TEXT PROVIDED ▸
>>>>>

I have been an undergraduate, graduate student, postdoctoral fellow, and faculty member at several universities both in the United States and in Europe. During that time, I've sat through more than my share of commencement speeches. Academic addresses can be longwinded, pompous and boring, and when they were, I would fidget in my seat, doodle in programs, read stuff I'd sneaked in under my gown, dream of standing up and yelling vile oaths, and, more often than not, fantasize about giving an equally stultifying address of my own.
But before I do, I would like to congratulate and give my best wishes to the class of 1996. You may not realize it, but you did the most difficult, challenging, and honest work of anyone in the university. Really. You learned new things, and made your brains work in new ways. Not everyone at the university is so nobly and gainfully employed.
You memorized and learned how to use dozens of complex reactions in organic chemistry---I have nostalgic memories of my freshman roommate, now a physics professor at Columbia, composing obscene doggerels to commit these reactions to memory. You learned about programming algorithms using recursively defined procedures---first you curse, and then you recurse. You learned how to do mathematical proofs, and how to multiply matrices and compute cross products.
Or you didn't learn all these things. Well, you students didn't venture out into this risky unknown, fraught with the danger of showing how ignorant you were precisely when everybody was watching, just out of youth and curiosity. You have to---we make you---otherwise you can't graduate.
This brings me to the first serious thing I want to say today. What do undergraduates get out of the research university? Among many things, you get to be taught by faculty who, in principle, are doing the same thing that you are doing. How can a faculty member ask an undergraduate to take the risk in learning new things without doing so himself? And since students sometimes fail to learn, faculty have to be willing to run the risk of their own similar failure.
Unfortunately, there are many reasons why faculty do not do research, even at a research university. It is not easy to find something new to do---saying something new about Shakespeare takes ingenuity and nerve. There are personal demands on time and energy---a spouse, children---that may not have existed earlier in one's career. There is the politics of the job---hustling grant proposals, editorial and committee work, and the like. There are impediments of turf: like gang warfare, research areas are staked out by colleagues whose wrath you risk inciting upon entering their territory, as you challenge their prominence and threaten their grant support. There are tenured faculty who lose interest in the work, but not in the perquisites, and a university job becomes a prestigious backdrop or financial foundation for other ambitions. There is the seduction of teaching. There is burnout: we are not all, to paraphrase Newton, in the prime of our age for invention.
Finally, there is the risk of failure: if you set your sights on something really difficult, you run the risk of screwing up and looking dumb. It is unprofessional, it is shameful, and it hurts: professors are not supposed to look dumb. The anxiety is justifiable. In graduate school, I once cleaned my kitchen floor with a toothbrush rather than face up to my dissertation research. Yet the risk of looking dumb is exactly the risk we ask students to take.
Not that all research is scary, and like a good portfolio manager, you learn to control risk. A balance needs to be struck between barely incremental re-search for things that you, or someone else, already found, and the maddening vertigo of trying something so new that you haven't the foggiest idea what to do. But a research life---and an academic life---without risk is not worth the effort, and our language abounds with sayings to that effect: a man's reach should exceed his grasp, or what's a heaven for?

<<<<<

REQUIREMENT A ▸ Pick out each row containing the string "chart" and copy those rows.
The commencement address and the rows have nothing to do with each other.

[Data lines]
>>>>>

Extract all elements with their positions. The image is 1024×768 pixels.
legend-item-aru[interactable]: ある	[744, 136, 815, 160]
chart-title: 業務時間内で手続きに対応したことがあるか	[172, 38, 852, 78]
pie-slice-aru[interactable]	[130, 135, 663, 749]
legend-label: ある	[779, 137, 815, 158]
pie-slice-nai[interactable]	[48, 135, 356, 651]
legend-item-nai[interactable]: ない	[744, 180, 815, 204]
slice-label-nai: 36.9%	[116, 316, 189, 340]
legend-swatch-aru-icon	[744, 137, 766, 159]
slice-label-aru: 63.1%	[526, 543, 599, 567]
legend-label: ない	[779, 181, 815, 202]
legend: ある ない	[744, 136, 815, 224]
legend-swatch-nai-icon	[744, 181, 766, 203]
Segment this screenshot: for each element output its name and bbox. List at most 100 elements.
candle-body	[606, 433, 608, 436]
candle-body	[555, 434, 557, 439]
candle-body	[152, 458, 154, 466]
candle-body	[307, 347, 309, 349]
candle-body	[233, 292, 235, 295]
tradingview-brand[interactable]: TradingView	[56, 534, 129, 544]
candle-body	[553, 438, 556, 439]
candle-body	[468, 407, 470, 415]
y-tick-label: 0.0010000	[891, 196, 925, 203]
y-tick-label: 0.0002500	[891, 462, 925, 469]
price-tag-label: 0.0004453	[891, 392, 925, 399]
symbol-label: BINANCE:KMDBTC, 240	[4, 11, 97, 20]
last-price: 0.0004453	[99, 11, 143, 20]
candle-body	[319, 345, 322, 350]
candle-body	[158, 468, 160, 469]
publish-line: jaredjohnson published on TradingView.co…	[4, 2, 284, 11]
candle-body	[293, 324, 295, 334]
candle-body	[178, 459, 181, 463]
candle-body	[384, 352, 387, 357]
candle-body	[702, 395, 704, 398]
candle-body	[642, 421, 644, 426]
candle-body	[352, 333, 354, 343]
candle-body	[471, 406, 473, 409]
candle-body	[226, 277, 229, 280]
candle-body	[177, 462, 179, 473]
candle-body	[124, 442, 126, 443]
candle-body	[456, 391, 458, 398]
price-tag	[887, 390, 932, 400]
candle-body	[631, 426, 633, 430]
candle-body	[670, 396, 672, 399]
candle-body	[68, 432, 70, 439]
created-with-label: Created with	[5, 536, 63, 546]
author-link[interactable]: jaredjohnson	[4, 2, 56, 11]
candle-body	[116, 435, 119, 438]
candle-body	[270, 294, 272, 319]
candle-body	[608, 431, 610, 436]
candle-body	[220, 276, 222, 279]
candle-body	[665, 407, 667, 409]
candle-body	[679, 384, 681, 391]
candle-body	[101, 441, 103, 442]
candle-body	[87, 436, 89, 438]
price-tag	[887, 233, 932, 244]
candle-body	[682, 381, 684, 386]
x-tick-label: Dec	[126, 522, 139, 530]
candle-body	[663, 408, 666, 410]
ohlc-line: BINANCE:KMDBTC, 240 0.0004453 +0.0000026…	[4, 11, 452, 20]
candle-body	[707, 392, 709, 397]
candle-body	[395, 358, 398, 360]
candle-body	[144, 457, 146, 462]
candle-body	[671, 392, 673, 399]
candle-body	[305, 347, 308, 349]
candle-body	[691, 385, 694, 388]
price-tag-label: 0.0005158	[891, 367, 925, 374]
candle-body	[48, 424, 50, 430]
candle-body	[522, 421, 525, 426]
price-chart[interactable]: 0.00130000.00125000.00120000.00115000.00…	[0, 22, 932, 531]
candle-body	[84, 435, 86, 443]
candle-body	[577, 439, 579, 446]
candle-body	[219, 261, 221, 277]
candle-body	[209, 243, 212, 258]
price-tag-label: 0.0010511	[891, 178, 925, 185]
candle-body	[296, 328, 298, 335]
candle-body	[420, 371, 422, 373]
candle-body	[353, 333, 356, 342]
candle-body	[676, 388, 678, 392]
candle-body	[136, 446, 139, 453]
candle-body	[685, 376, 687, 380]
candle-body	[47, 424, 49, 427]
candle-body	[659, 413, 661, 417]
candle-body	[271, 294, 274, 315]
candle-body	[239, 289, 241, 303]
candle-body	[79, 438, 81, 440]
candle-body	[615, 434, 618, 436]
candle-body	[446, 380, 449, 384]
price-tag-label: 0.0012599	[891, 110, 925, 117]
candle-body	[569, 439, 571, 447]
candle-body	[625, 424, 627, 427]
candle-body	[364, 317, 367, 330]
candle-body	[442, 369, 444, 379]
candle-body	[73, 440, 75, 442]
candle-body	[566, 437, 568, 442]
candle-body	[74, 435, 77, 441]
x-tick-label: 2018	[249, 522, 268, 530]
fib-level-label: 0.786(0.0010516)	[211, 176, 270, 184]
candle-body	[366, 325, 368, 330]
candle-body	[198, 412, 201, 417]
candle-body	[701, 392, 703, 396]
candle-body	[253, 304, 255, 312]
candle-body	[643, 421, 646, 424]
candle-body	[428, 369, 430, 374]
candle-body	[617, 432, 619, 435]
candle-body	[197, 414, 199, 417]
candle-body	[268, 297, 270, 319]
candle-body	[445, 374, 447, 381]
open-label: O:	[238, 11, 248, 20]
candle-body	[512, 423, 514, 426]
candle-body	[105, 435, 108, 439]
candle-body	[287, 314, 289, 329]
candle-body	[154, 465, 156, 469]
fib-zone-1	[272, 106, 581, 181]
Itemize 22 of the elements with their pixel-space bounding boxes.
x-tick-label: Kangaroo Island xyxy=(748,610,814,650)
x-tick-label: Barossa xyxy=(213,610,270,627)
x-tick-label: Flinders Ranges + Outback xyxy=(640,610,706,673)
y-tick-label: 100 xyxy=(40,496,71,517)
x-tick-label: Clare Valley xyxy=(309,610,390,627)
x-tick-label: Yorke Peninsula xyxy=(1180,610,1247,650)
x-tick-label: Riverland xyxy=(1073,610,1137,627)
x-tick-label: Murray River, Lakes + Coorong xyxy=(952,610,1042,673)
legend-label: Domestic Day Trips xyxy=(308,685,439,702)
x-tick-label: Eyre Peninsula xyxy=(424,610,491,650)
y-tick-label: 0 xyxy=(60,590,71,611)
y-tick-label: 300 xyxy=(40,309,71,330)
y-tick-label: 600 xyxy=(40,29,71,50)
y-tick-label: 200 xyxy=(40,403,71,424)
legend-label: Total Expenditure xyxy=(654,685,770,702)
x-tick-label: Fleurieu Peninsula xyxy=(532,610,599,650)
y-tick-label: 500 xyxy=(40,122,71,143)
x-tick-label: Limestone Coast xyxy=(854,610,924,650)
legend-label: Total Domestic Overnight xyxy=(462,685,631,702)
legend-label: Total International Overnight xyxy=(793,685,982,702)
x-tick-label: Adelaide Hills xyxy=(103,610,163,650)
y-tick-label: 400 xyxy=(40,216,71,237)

<<<<<

REQUIREMENT B ▸ Carry the commencement address forward, picking up right after its final sentence.

EXERCISE RESPONSE A ▸
chart-title: 業務時間内で手続きに対応したことがあるか	[172, 38, 852, 78]
price-chart[interactable]: 0.00130000.00125000.00120000.00115000.00…	[0, 22, 932, 531]

EXERCISE RESPONSE B ▸
As a professor, if you are going to talk the talk, you have got to walk the walk. Research is just like taking classes, except you make up the syllabus yourself, and the answers to even numbered problems aren't in the back of the book. As a teacher, one of my responsibilities is to make students realize that their frustration over not understanding and sometimes failing is our jointly suffered occupational hazard. Furthermore, in confronting this frustration, these students confront the limits of the potential and creativity that define them as educated men and women. This, for me, was the moral of Peter Shaffer's Amadeus: for those of us who bear a greater resemblance to Salieri, what can you do with your life that is worthwhile if you are not Mozart?
Teachers who actively participate in research careers have a responsibility to communicate the real excitement of intellectual creation and the birth of new ideas. Some people at this university think that we would be better off as a college, without a research function. Arguments have been made---in the Brandeis Review, even---that there isn't any interesting or significant research left to be done, but only to throw mud, flowers, or weeds in the crevices of the walls of knowledge. To paraphrase the Sanskritist Richard Gombrich, rarely---mercifully rarely---must I respond to opinions so profoundly orthogonal to my own that truth cannot be reconciled with charity or honesty with politeness. People who don't believe in the research enterprise ought to visit the Museum of Fine Arts in Boston, where there is an exhibit of early man-made flints. Apparently, the flint makers from 60,000 years ago knew almost everything there was to know about sharpness, because 30,000 years later, the flints were only a little sharper! To live a university life as if, similarly, everything of significance has already been thought of, strikes me as---well, Neanderthal.
The walls of ignorance still dwarf the walls of knowledge: where else but at a university will they get a reasoned assault? Not all aspects of the assault are monumental and fascinating: a rock climber learns to put one hand in front of another, and so should a researcher. Faculty who so retreat from the research enterprise, whether out of the fear of commitment or the fear of rejection that is inherent in failure, make me recall a bachelor friend of my father's, who used to joke that he remained single because the only woman he ever loved married someone else---the woman in question turned out to be Princess Grace of Monaco.
Classroom dissemination of an artificial or virtual conception of research by those who don't do it, rather than the real thing founded on individual experience, reminds me---to speak personally---of the difference between artificial insemination and insemination: one of them is profoundly unsatisfying. Undergraduates too often forget that knowledge is not a bunch of equations and dates and who invaded where when, but rather the consequences of real people and real passions. (Go see the new movie version of Richard III if you want to know what I mean.) As a teacher of theoretical computer science, for example, I want students to realize that the theorems they study are not only interesting, and occasionally fun, but also the results of real people who sweated over the ideas as much as they sweated over their first date.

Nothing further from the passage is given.